── Data listing ──

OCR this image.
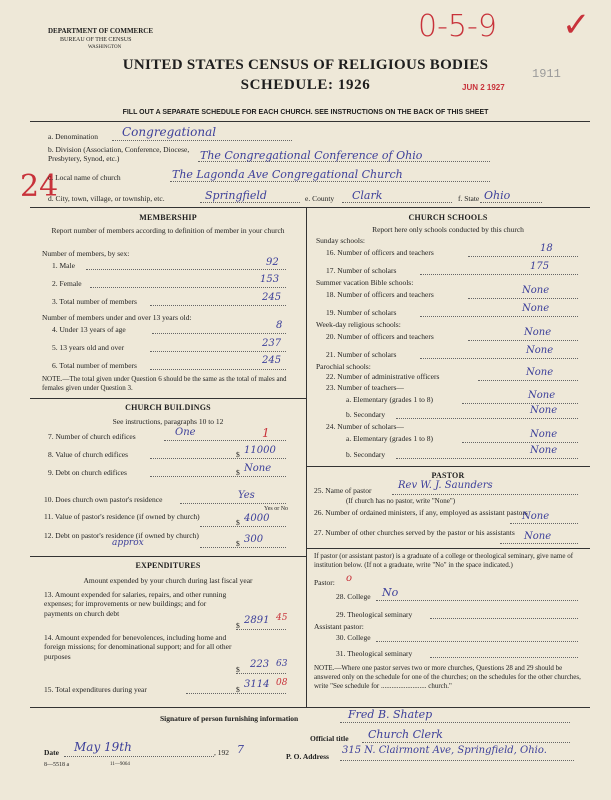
DEPARTMENT OF COMMERCE
BUREAU OF THE CENSUS
WASHINGTON
0-5-9 ✓
1911
JUN 2 1927
UNITED STATES CENSUS OF RELIGIOUS BODIES
SCHEDULE: 1926
FILL OUT A SEPARATE SCHEDULE FOR EACH CHURCH. SEE INSTRUCTIONS ON THE BACK OF THIS SHEET
24
a. Denomination Congregational
b. Division (Association, Conference, Diocese, Presbytery, Synod, etc.)	The Congregational Conference of Ohio
c. Local name of church	The Lagonda Ave Congregational Church
d. City, town, village, or township, etc.	Springfield	e. County Clark	f. State Ohio
MEMBERSHIP
Report number of members according to definition of member in your church
Number of members, by sex:
1. Male	92
2. Female	153
3. Total number of members	245
Number of members under and over 13 years old:
4. Under 13 years of age	8
5. 13 years old and over	237
6. Total number of members	245
NOTE.—The total given under Question 6 should be the same as the total of males and females given under Question 3.
CHURCH BUILDINGS
See instructions, paragraphs 10 to 12
7. Number of church edifices	One	1
8. Value of church edifices	$ 11000
9. Debt on church edifices	$ None
10. Does church own pastor's residence	Yes
Yes or No
11. Value of pastor's residence (if owned by church)
$ 4000
12. Debt on pastor's residence (if owned by church)
approx	$ 300
EXPENDITURES
Amount expended by your church during last fiscal year
13. Amount expended for salaries, repairs, and other running expenses; for improvements or new buildings; and for payments on church debt
$ 2891 45
14. Amount expended for benevolences, including home and foreign missions; for denominational support; and for all other purposes
$ 223 63
15. Total expenditures during year	$ 3114 08
CHURCH SCHOOLS
Report here only schools conducted by this church
Sunday schools:
16. Number of officers and teachers	18
17. Number of scholars	175
Summer vacation Bible schools:
18. Number of officers and teachers	None
19. Number of scholars	None
Week-day religious schools:
20. Number of officers and teachers	None
21. Number of scholars	None
Parochial schools:
22. Number of administrative officers	None
23. Number of teachers—
a. Elementary (grades 1 to 8)	None
b. Secondary	None
24. Number of scholars—
a. Elementary (grades 1 to 8)	None
b. Secondary	None
PASTOR
25. Name of pastor	Rev W. J. Saunders
(If church has no pastor, write "None")
26. Number of ordained ministers, if any, employed as assistant pastors
None
27. Number of other churches served by the pastor or his assistants None
If pastor (or assistant pastor) is a graduate of a college or theological seminary, give name of institution below. (If not a graduate, write "No" in the space indicated.)
Pastor: o
28. College No
29. Theological seminary
Assistant pastor:
30. College
31. Theological seminary
NOTE.—Where one pastor serves two or more churches, Questions 28 and 29 should be answered only on the schedule for one of the churches; on the schedules for the other churches, write "See schedule for .......................... church."
Signature of person furnishing information	Fred B. Shatep
Official title Church Clerk
Date May 19th	, 192 7
8—5518 a	11—9064
P. O. Address
315 N. Clairmont Ave, Springfield, Ohio.
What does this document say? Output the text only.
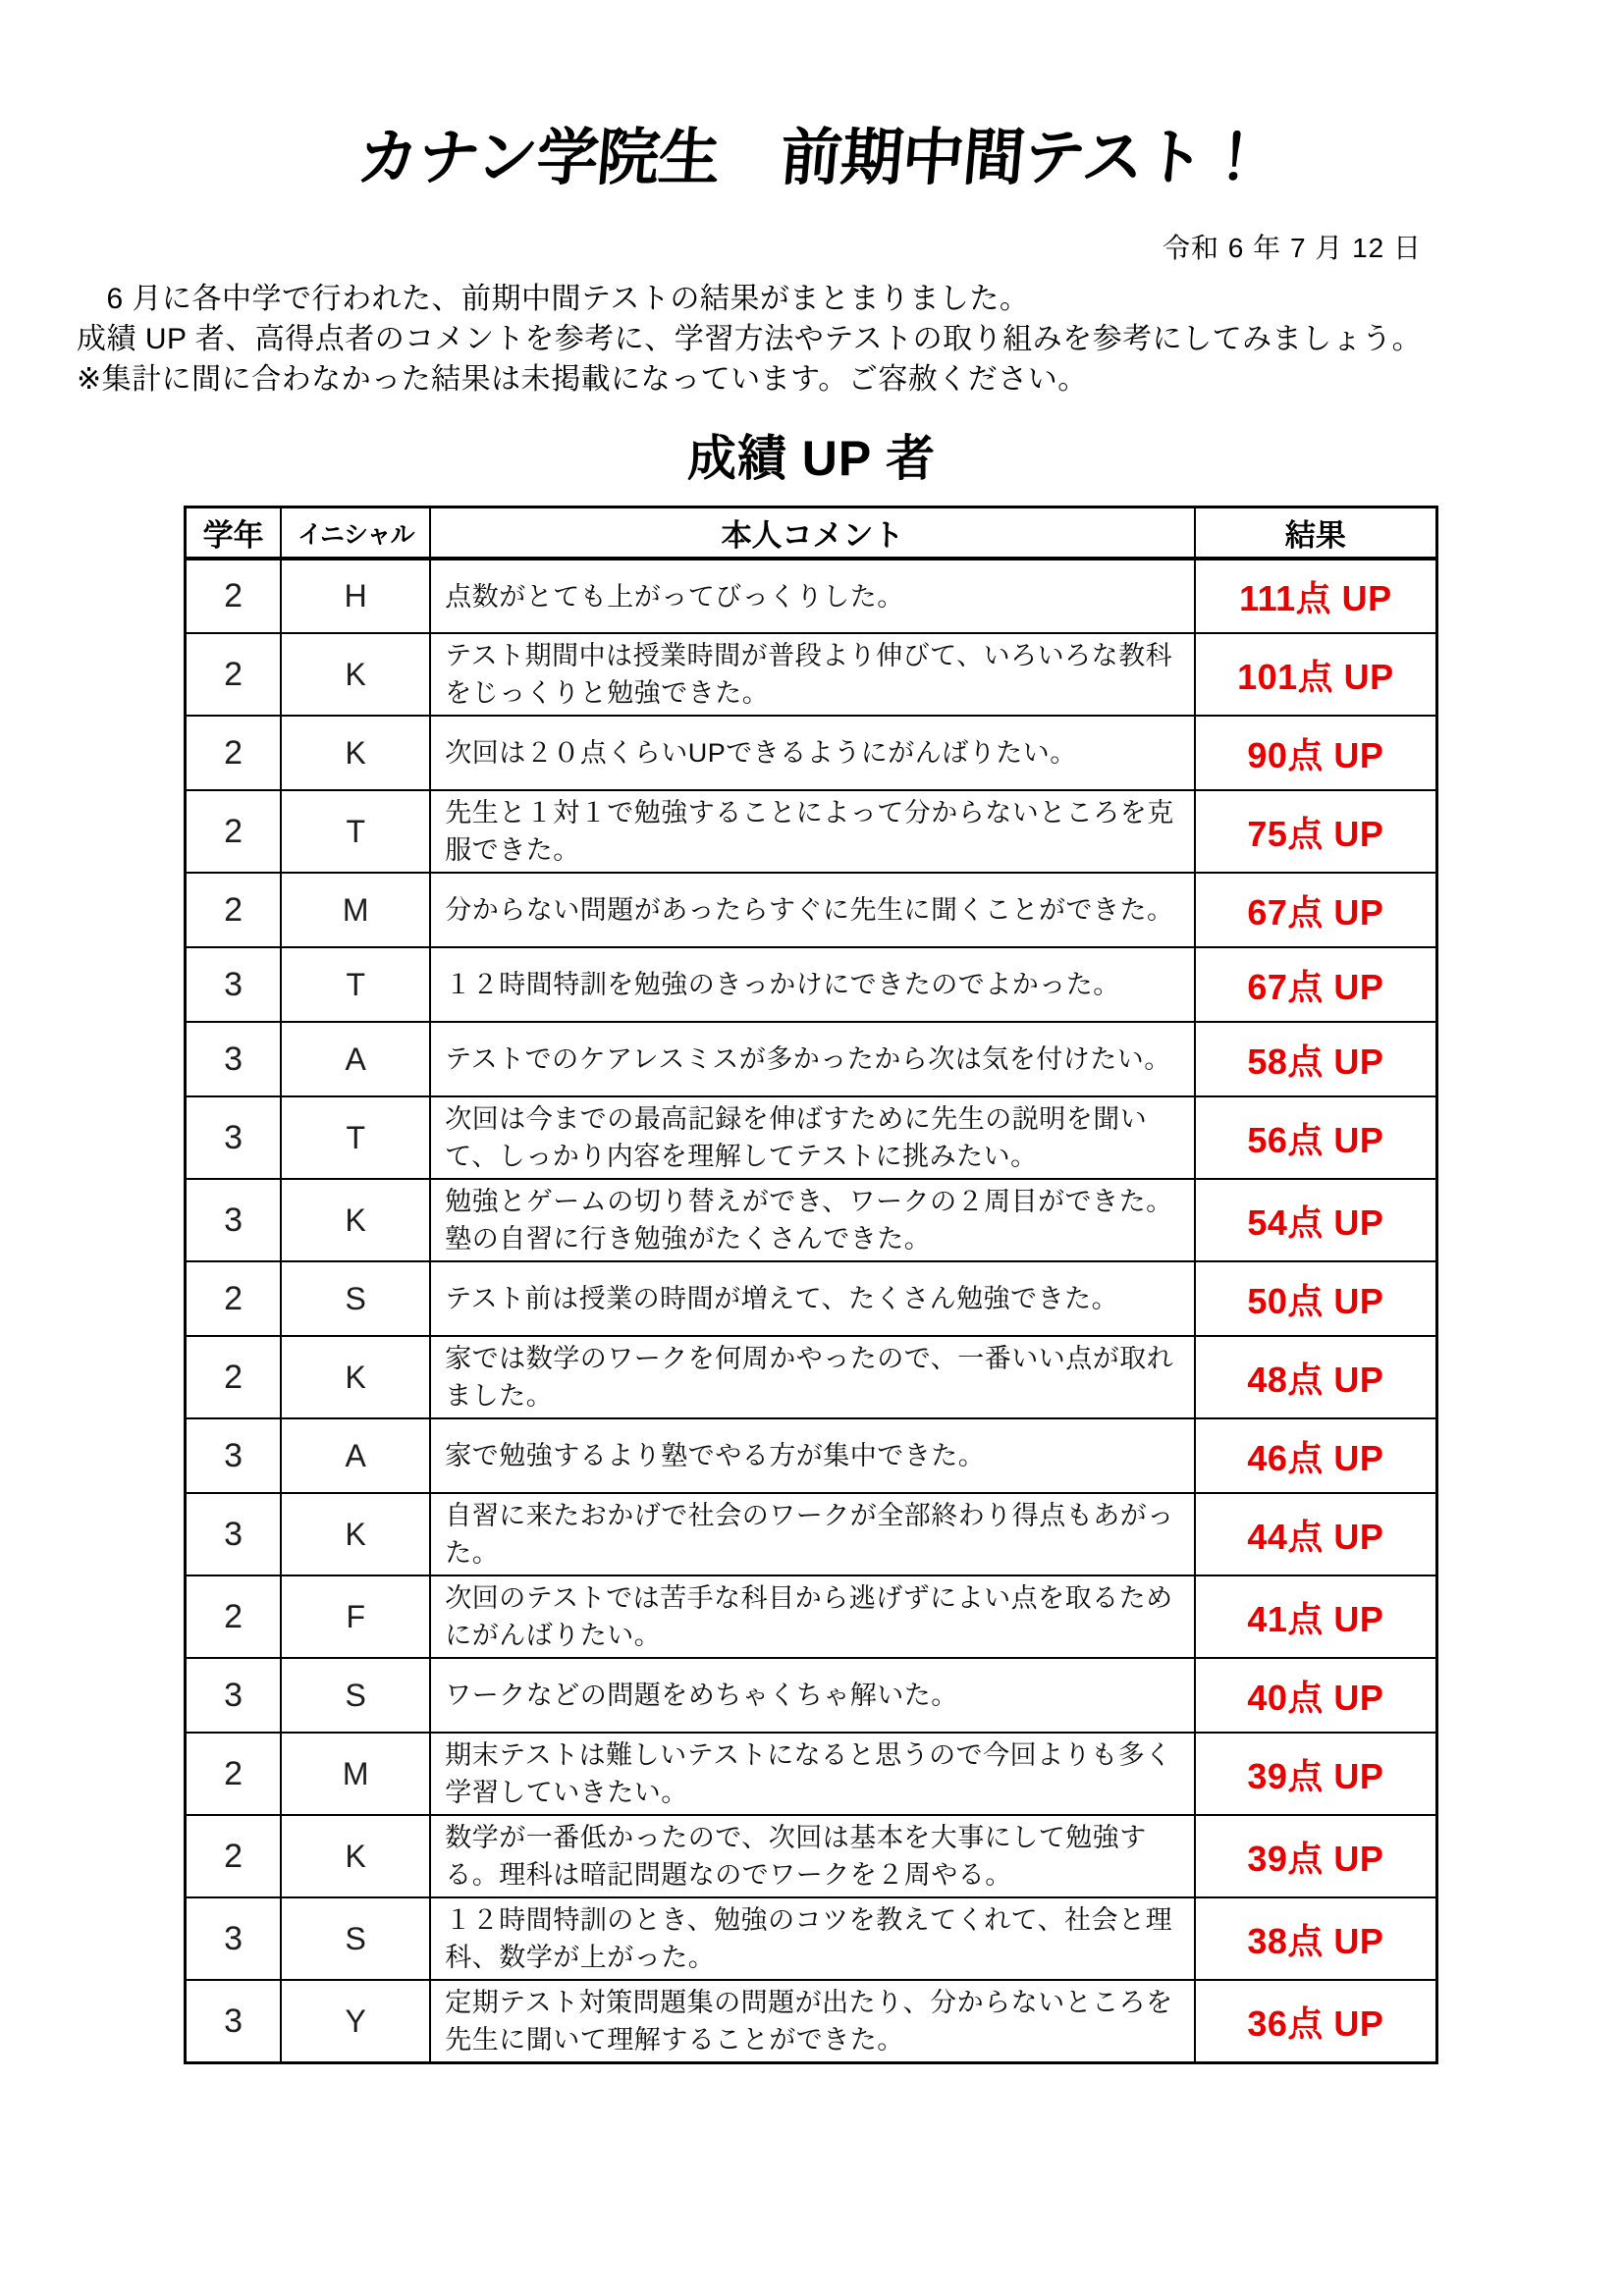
カナン学院生　前期中間テスト！
令和 6 年 7 月 12 日

　6 月に各中学で行われた、前期中間テストの結果がまとまりました。

成績 UP 者、高得点者のコメントを参考に、学習方法やテストの取り組みを参考にしてみましょう。

※集計に間に合わなかった結果は未掲載になっています。ご容赦ください。

成績 UP 者
学年	イニシャル	本人コメント	結果
2	H	点数がとても上がってびっくりした。	111点 UP
2	K	テスト期間中は授業時間が普段より伸びて、いろいろな教科をじっくりと勉強できた。	101点 UP
2	K	次回は２０点くらいUPできるようにがんばりたい。	90点 UP
2	T	先生と１対１で勉強することによって分からないところを克服できた。	75点 UP
2	M	分からない問題があったらすぐに先生に聞くことができた。	67点 UP
3	T	１２時間特訓を勉強のきっかけにできたのでよかった。	67点 UP
3	A	テストでのケアレスミスが多かったから次は気を付けたい。	58点 UP
3	T	次回は今までの最高記録を伸ばすために先生の説明を聞いて、しっかり内容を理解してテストに挑みたい。	56点 UP
3	K	勉強とゲームの切り替えができ、ワークの２周目ができた。塾の自習に行き勉強がたくさんできた。	54点 UP
2	S	テスト前は授業の時間が増えて、たくさん勉強できた。	50点 UP
2	K	家では数学のワークを何周かやったので、一番いい点が取れました。	48点 UP
3	A	家で勉強するより塾でやる方が集中できた。	46点 UP
3	K	自習に来たおかげで社会のワークが全部終わり得点もあがった。	44点 UP
2	F	次回のテストでは苦手な科目から逃げずによい点を取るためにがんばりたい。	41点 UP
3	S	ワークなどの問題をめちゃくちゃ解いた。	40点 UP
2	M	期末テストは難しいテストになると思うので今回よりも多く学習していきたい。	39点 UP
2	K	数学が一番低かったので、次回は基本を大事にして勉強する。理科は暗記問題なのでワークを２周やる。	39点 UP
3	S	１２時間特訓のとき、勉強のコツを教えてくれて、社会と理科、数学が上がった。	38点 UP
3	Y	定期テスト対策問題集の問題が出たり、分からないところを先生に聞いて理解することができた。	36点 UP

───

Copy each line from the data above that includes "Springfield".

d. City, town, village, or township, etc.	Springfield	e. County Clark	f. State Ohio
315 N. Clairmont Ave, Springfield, Ohio.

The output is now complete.